Provided information:
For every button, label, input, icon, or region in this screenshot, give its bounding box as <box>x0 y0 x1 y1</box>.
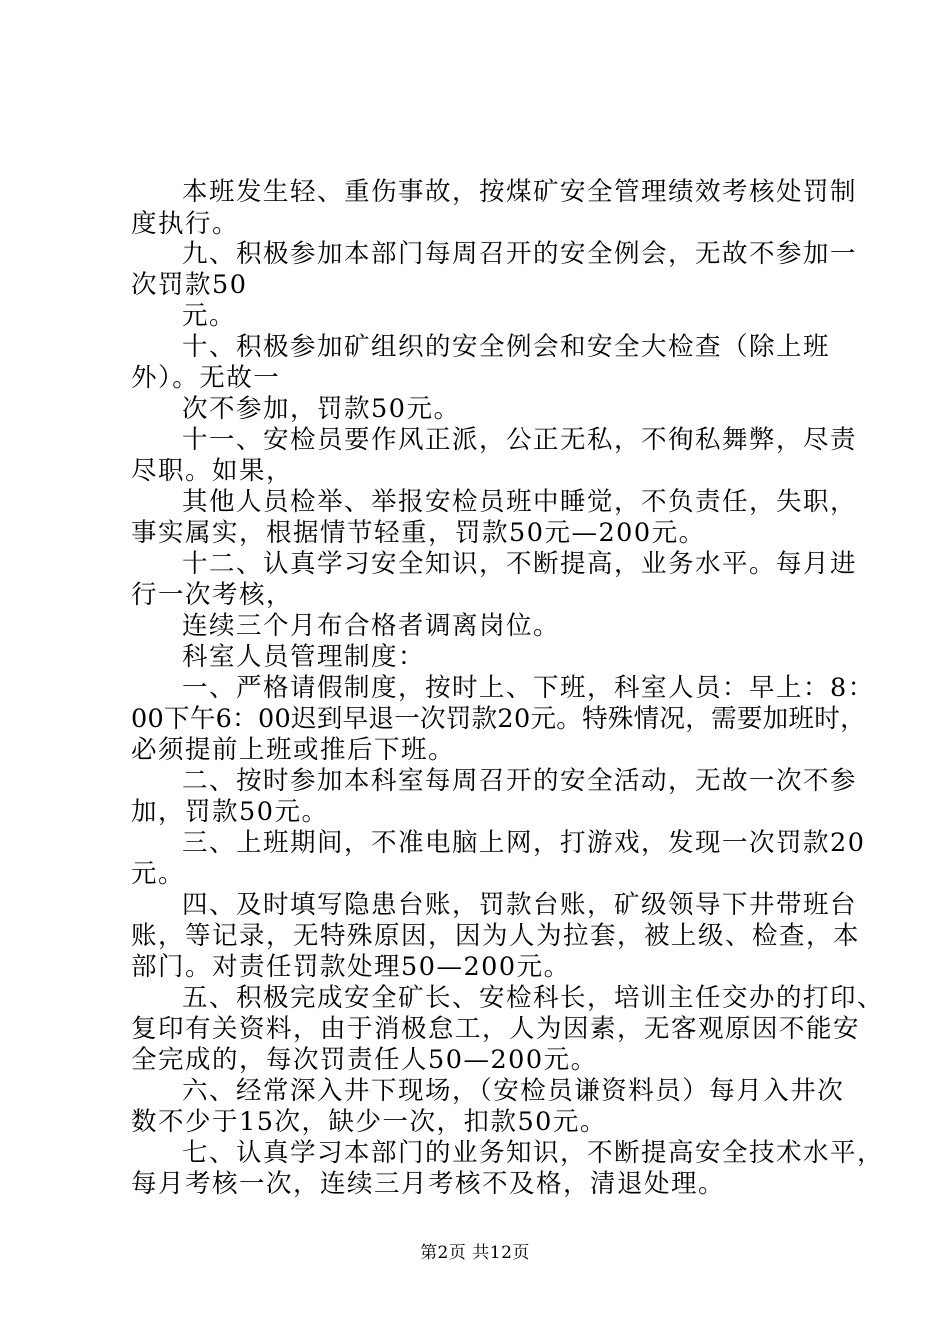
text-line: 九、积极参加本部门每周召开的安全例会，无故不参加一 <box>182 239 858 269</box>
text-line: 全完成的，每次罚责任人50—200元。 <box>131 1045 598 1075</box>
text-line: 00下午6：00迟到早退一次罚款20元。特殊情况，需要加班时， <box>131 704 866 734</box>
text-line: 十、积极参加矿组织的安全例会和安全大检查（除上班 <box>182 332 831 362</box>
page-footer: 第2页 共12页 <box>420 1243 530 1263</box>
text-line: 必须提前上班或推后下班。 <box>131 735 456 765</box>
text-line: 本班发生轻、重伤事故，按煤矿安全管理绩效考核处罚制 <box>182 177 858 207</box>
text-line: 度执行。 <box>131 209 240 239</box>
text-line: 行一次考核， <box>131 580 294 610</box>
text-line: 三、上班期间，不准电脑上网，打游戏，发现一次罚款20 <box>182 828 866 858</box>
text-line: 事实属实，根据情节轻重，罚款50元—200元。 <box>131 518 706 548</box>
text-line: 七、认真学习本部门的业务知识，不断提高安全技术水平， <box>182 1138 885 1168</box>
text-line: 二、按时参加本科室每周召开的安全活动，无故一次不参 <box>182 766 858 796</box>
text-line: 次不参加，罚款50元。 <box>182 394 461 424</box>
text-line: 四、及时填写隐患台账，罚款台账，矿级领导下井带班台 <box>182 890 858 920</box>
section-heading: 科室人员管理制度： <box>182 642 426 672</box>
text-line: 六、经常深入井下现场，（安检员谦资料员）每月入井次 <box>182 1076 845 1106</box>
text-line: 每月考核一次，连续三月考核不及格，清退处理。 <box>131 1169 726 1199</box>
text-line: 数不少于15次，缺少一次，扣款50元。 <box>131 1107 607 1137</box>
text-line: 其他人员检举、举报安检员班中睡觉，不负责任，失职， <box>182 487 858 517</box>
text-line: 一、严格请假制度，按时上、下班，科室人员：早上：8： <box>182 673 875 703</box>
text-line: 尽职。如果， <box>131 456 294 486</box>
text-line: 元。 <box>131 859 186 889</box>
text-line: 加，罚款50元。 <box>131 797 329 827</box>
text-line: 连续三个月布合格者调离岗位。 <box>182 611 561 641</box>
text-line: 部门。对责任罚款处理50—200元。 <box>131 952 571 982</box>
text-line: 十二、认真学习安全知识，不断提高，业务水平。每月进 <box>182 549 858 579</box>
text-line: 十一、安检员要作风正派，公正无私，不徇私舞弊，尽责 <box>182 425 858 455</box>
text-line: 外）。无故一 <box>131 363 281 393</box>
text-line: 次罚款50 <box>131 270 248 300</box>
text-line: 五、积极完成安全矿长、安检科长，培训主任交办的打印、 <box>182 983 885 1013</box>
text-line: 账，等记录，无特殊原因，因为人为拉套，被上级、检查，本 <box>131 921 861 951</box>
text-line: 元。 <box>182 301 237 331</box>
text-line: 复印有关资料，由于消极怠工，人为因素，无客观原因不能安 <box>131 1014 861 1044</box>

Required work: Pull out each line in the listing above that contains the string "公正无私".

Answer for the task:
text-line: 十一、安检员要作风正派，公正无私，不徇私舞弊，尽责 <box>182 425 858 455</box>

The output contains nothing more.